┌────────
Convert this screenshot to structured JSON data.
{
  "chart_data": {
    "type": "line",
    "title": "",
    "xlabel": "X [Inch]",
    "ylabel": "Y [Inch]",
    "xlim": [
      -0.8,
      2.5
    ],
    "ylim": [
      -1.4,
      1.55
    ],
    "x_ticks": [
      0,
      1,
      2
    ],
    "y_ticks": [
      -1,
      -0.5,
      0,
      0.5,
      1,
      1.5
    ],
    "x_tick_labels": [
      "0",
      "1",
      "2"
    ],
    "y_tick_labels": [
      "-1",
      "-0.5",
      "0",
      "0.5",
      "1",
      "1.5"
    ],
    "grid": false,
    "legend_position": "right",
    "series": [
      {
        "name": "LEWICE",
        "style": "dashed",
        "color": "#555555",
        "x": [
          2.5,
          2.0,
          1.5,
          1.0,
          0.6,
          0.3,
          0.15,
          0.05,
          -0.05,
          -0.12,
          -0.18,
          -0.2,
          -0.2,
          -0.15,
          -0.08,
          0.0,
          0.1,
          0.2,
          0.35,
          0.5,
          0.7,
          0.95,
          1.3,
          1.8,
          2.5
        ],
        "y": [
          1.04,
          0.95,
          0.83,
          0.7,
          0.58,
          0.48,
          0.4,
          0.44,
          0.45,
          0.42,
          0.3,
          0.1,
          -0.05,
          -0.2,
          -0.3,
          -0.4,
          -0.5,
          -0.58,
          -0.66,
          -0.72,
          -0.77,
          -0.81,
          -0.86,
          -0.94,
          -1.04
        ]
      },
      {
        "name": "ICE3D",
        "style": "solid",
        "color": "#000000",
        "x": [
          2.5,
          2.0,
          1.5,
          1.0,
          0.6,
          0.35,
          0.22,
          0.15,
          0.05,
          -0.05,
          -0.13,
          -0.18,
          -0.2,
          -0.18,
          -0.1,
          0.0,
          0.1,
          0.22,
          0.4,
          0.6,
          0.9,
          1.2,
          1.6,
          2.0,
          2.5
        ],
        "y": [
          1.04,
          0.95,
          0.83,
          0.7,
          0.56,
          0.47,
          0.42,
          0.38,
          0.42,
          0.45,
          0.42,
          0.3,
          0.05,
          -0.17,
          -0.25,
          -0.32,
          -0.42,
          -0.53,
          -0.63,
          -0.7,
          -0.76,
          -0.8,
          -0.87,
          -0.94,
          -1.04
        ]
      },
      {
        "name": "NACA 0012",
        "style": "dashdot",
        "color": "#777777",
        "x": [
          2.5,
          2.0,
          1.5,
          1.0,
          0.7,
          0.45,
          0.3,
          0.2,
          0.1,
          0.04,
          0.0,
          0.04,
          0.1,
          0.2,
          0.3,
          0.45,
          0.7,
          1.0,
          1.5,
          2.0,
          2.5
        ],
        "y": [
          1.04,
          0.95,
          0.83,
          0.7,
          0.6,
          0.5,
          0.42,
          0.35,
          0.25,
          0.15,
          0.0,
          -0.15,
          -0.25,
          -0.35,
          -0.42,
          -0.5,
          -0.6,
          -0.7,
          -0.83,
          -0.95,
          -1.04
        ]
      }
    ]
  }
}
└────────
# WHAT THE TASK REQUIRES
Would you reproduce the material above in full, exactly as given?

# RESPONSE BELOW
Convert this screenshot to structured JSON data.
{
  "chart_data": {
    "type": "line",
    "title": "",
    "xlabel": "X [Inch]",
    "ylabel": "Y [Inch]",
    "xlim": [
      -0.8,
      2.5
    ],
    "ylim": [
      -1.4,
      1.55
    ],
    "x_ticks": [
      0,
      1,
      2
    ],
    "y_ticks": [
      -1,
      -0.5,
      0,
      0.5,
      1,
      1.5
    ],
    "x_tick_labels": [
      "0",
      "1",
      "2"
    ],
    "y_tick_labels": [
      "-1",
      "-0.5",
      "0",
      "0.5",
      "1",
      "1.5"
    ],
    "grid": false,
    "legend_position": "right",
    "series": [
      {
        "name": "LEWICE",
        "style": "dashed",
        "color": "#555555",
        "x": [
          2.5,
          2.0,
          1.5,
          1.0,
          0.6,
          0.3,
          0.15,
          0.05,
          -0.05,
          -0.12,
          -0.18,
          -0.2,
          -0.2,
          -0.15,
          -0.08,
          0.0,
          0.1,
          0.2,
          0.35,
          0.5,
          0.7,
          0.95,
          1.3,
          1.8,
          2.5
        ],
        "y": [
          1.04,
          0.95,
          0.83,
          0.7,
          0.58,
          0.48,
          0.4,
          0.44,
          0.45,
          0.42,
          0.3,
          0.1,
          -0.05,
          -0.2,
          -0.3,
          -0.4,
          -0.5,
          -0.58,
          -0.66,
          -0.72,
          -0.77,
          -0.81,
          -0.86,
          -0.94,
          -1.04
        ]
      },
      {
        "name": "ICE3D",
        "style": "solid",
        "color": "#000000",
        "x": [
          2.5,
          2.0,
          1.5,
          1.0,
          0.6,
          0.35,
          0.22,
          0.15,
          0.05,
          -0.05,
          -0.13,
          -0.18,
          -0.2,
          -0.18,
          -0.1,
          0.0,
          0.1,
          0.22,
          0.4,
          0.6,
          0.9,
          1.2,
          1.6,
          2.0,
          2.5
        ],
        "y": [
          1.04,
          0.95,
          0.83,
          0.7,
          0.56,
          0.47,
          0.42,
          0.38,
          0.42,
          0.45,
          0.42,
          0.3,
          0.05,
          -0.17,
          -0.25,
          -0.32,
          -0.42,
          -0.53,
          -0.63,
          -0.7,
          -0.76,
          -0.8,
          -0.87,
          -0.94,
          -1.04
        ]
      },
      {
        "name": "NACA 0012",
        "style": "dashdot",
        "color": "#777777",
        "x": [
          2.5,
          2.0,
          1.5,
          1.0,
          0.7,
          0.45,
          0.3,
          0.2,
          0.1,
          0.04,
          0.0,
          0.04,
          0.1,
          0.2,
          0.3,
          0.45,
          0.7,
          1.0,
          1.5,
          2.0,
          2.5
        ],
        "y": [
          1.04,
          0.95,
          0.83,
          0.7,
          0.6,
          0.5,
          0.42,
          0.35,
          0.25,
          0.15,
          0.0,
          -0.15,
          -0.25,
          -0.35,
          -0.42,
          -0.5,
          -0.6,
          -0.7,
          -0.83,
          -0.95,
          -1.04
        ]
      }
    ]
  }
}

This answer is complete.